Description Matt Ezell 2022-11-04 10:40:50 MDT
On Frontier, when we (re)start slurmctld or issue a reconfig, slurmctld will often hang for multiple minutes while the nscd process goes to 100% of 1 cpu. The `scontrol reconfig` will timeout the RPC. We are looking for advice on how to avoid this.

I extracted slurm's logic for resolving hosts into a standalone program and recreated the slow behavior.  If nscd has nothing cached:
[root@fm2.frontier ~]# nscd -i hosts
[root@fm2.frontier ~]# time ./gai

real    2m41.899s
user    0m0.135s
sys     0m0.589s

But then immediately afterward, the lookup becomes almost instant:
[root@fm2.frontier ~]# time ./gai

real    0m0.131s
user    0m0.008s
sys     0m0.121s

nscd doesn't load the hosts file into cache, but when it encounters an entry that it doesn't have cached it will call out to nss. Each call to nss (seems to) read the whole hosts file for one lookup. Our hosts file is currently 4.3MiB (there may be some room to cull extraneous entries on the slurm controller node but for now we use the same hosts file on all nodes in the cluster). nscd has a positive-time-to-live after which it will dump entries - unfortunately there doesn't seem to be a difference between "local" addresses resolved via hosts and "external" addresses resolved by dns. I'm a little uncomfortable setting the TTL insanely high.

Running without nscd:
[root@fm2.frontier ~]# systemctl stop nscd
[root@fm2.frontier ~]# time ./gai 

real    1m27.919s
user    1m20.608s
sys     0m7.312s

So nscd has overhead when nothing is cached compared to straight nss, but it's that long every restart/reconfig.

The next thing I tried was to setup dnsmasq as a local-caching daemon and setup resolv.conf/nsswitch.conf to prefer a dns lookup over reading hosts:
[root@fm2.frontier ~]# time ./gai 

real    1m30.054s
user    0m0.504s
sys     0m2.310s

So slightly worse than reading the hosts file directly (this surprised me, but I guess the dns protocol overhead makes it just as slow as re-reading the file from the page cache).

• **Extracted records**

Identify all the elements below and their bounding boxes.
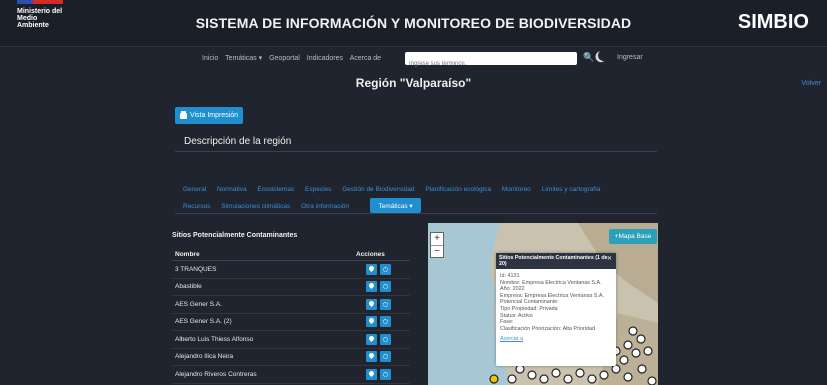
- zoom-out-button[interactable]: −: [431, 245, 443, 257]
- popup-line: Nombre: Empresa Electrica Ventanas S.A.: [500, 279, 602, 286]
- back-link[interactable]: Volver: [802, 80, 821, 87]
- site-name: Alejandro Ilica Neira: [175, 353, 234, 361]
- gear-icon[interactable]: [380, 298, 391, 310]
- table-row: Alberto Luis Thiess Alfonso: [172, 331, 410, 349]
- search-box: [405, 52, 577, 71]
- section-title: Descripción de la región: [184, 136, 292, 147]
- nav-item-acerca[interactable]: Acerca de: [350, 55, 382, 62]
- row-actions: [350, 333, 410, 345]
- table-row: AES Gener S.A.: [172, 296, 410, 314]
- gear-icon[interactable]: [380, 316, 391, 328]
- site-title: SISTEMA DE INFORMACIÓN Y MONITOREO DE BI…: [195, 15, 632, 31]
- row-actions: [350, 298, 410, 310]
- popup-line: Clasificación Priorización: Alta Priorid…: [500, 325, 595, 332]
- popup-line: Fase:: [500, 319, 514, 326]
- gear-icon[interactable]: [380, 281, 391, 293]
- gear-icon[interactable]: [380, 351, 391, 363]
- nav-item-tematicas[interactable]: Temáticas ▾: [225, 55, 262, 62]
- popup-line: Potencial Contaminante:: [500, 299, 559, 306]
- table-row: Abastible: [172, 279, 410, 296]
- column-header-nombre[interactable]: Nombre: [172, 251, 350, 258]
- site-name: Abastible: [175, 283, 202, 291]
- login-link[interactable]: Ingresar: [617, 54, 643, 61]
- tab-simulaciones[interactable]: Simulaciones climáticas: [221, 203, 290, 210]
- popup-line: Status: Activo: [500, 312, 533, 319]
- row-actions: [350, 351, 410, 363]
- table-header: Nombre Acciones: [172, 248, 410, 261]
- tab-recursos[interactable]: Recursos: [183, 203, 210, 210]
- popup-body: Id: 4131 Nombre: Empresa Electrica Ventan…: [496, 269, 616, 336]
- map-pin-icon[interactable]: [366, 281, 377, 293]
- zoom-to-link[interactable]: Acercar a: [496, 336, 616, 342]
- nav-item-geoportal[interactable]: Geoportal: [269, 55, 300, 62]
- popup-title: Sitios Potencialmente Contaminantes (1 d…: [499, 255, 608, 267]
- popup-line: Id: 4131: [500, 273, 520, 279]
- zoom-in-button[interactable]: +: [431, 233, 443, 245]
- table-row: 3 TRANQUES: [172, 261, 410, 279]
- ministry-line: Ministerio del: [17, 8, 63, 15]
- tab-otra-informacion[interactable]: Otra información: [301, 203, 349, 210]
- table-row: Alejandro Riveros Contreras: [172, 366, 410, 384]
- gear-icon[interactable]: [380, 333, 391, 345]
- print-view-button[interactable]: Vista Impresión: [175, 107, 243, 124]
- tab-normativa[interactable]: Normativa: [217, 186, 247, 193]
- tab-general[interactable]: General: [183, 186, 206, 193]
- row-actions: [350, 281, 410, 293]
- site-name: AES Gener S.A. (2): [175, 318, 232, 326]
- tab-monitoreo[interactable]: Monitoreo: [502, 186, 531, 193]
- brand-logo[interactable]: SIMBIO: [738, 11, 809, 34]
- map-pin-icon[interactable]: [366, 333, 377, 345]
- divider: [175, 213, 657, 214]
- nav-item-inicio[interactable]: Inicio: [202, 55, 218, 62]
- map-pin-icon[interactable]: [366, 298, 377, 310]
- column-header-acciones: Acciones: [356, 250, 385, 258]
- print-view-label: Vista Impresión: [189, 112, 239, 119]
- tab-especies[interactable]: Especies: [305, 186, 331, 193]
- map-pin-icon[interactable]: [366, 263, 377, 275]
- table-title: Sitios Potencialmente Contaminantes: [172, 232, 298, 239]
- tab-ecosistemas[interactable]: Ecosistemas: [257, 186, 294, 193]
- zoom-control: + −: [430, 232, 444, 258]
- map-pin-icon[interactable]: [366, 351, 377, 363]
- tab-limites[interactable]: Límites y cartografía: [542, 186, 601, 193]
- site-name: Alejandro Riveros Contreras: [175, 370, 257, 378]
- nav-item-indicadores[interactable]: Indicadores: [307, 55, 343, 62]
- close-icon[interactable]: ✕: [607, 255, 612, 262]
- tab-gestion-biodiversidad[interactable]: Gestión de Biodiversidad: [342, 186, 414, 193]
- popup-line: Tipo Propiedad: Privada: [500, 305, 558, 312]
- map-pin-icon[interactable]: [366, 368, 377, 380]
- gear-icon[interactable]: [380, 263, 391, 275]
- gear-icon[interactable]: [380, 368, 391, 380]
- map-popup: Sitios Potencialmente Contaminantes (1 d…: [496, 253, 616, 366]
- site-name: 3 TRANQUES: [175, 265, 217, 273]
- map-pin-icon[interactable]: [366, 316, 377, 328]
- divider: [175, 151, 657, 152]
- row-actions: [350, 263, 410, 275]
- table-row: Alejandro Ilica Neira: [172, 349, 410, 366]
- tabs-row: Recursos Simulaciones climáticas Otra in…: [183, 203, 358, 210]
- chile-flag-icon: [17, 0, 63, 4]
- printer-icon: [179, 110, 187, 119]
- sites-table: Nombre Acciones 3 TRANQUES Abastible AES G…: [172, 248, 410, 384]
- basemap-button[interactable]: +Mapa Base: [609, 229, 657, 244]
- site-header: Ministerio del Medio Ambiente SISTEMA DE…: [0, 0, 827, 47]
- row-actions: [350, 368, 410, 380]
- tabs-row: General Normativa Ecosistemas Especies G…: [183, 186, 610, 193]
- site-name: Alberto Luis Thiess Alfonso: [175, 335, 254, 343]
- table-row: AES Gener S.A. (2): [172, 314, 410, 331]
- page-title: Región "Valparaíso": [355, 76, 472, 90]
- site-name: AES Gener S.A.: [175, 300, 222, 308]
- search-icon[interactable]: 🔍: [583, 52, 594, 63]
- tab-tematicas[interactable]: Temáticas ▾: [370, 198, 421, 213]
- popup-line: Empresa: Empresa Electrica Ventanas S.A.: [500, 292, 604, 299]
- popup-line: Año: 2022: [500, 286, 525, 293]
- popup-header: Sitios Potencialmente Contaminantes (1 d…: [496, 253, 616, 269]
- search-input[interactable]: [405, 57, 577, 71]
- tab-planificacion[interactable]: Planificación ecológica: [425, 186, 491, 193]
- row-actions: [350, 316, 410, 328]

...

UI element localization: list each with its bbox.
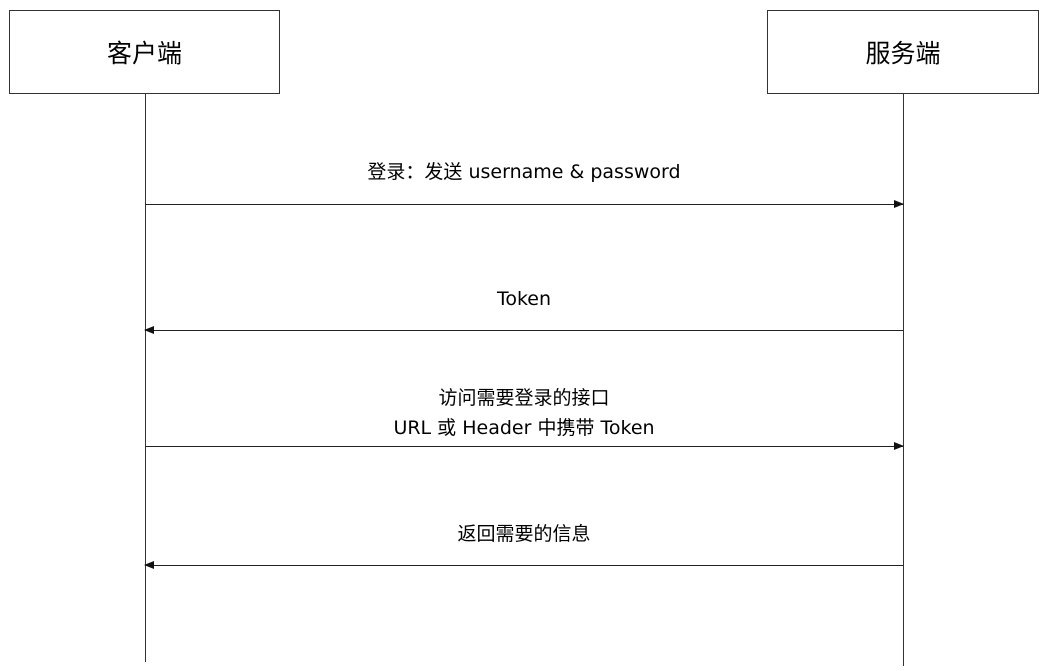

--

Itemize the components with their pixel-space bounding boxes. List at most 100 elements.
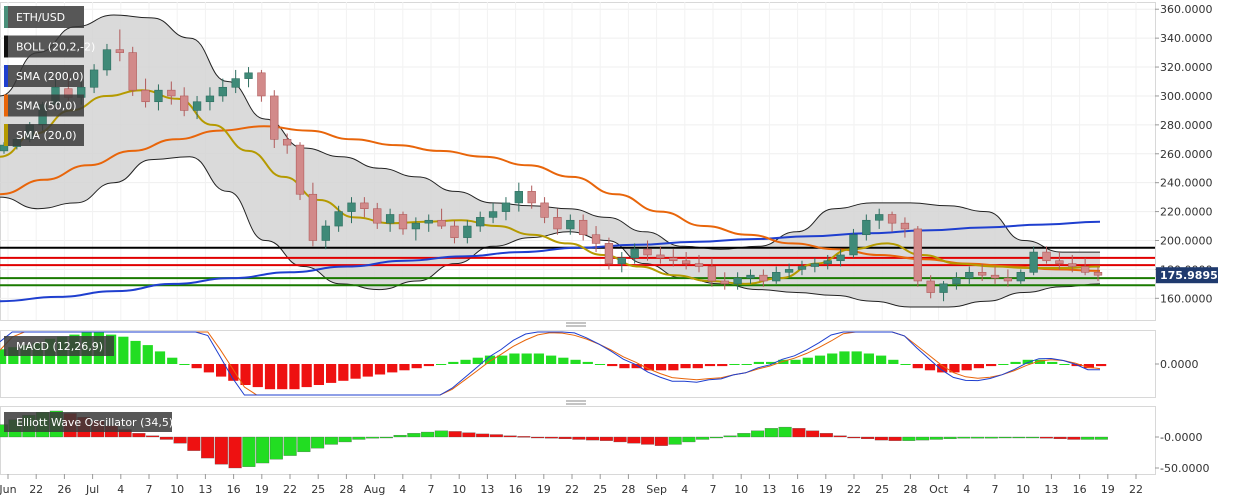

• **Task list**
1) Decide whether each statement agrees with the nscd slowdown report. Answer yes or no for each, and quote the words from the report that settle it.
(a) The hosts file in use on the cluster is currently 4.3MiB.
(b) With nscd stopped, the lookup took longer than it did with an empty nscd cache.
(c) Using dnsmasq as a local caching daemon was faster than reading the hosts file directly.
2) Pick up the nscd slowdown report after its last sentence and continue it.

• **Task results**
1)
(a) Yes: "Our hosts file is currently 4.3MiB"
(b) No: "So nscd has overhead when nothing is cached compared to straight nss"
(c) No: "So slightly worse than reading the hosts file directly"

2)
So it seems my options are:
- Just deal with this being slow and timing out
- Come up with some tooling to periodically reload the nscd cache
- Use some different/better nscd replacement (not sure what's out there)
- Do <something> with slurm's cloud dns features to set addresses
- Turn this into a RFE to have slurm do something different/better

Any thoughts or advice would be very appreciated.
Comment 1 Marcin Stolarek 2022-11-07 01:33:36 MST
Matt,

Could you please share the source of "gai" and collect the profile of slurmctld while recreating the issue?

The commands should look like:
>perf record  -s --call-graph dwarf -p `pidof slurmctld` sleep 300
>perf archive perf.data

then send both perf.data.tar.bz2 and perf.data (.tar.bz2 is not a compressed version of perf.data).

I'd like to find a specific call traces responsible for this slowness.

cheers,
Marcin
Comment 2 Matt Ezell 2022-11-07 06:16:31 MST
Created attachment 27617 [details]
getaddrinfo reproducer

This reproducer duplicates slurmctld's logic to resolve hostnames to IP addresses. It resolves all of Frontier's compute nodes.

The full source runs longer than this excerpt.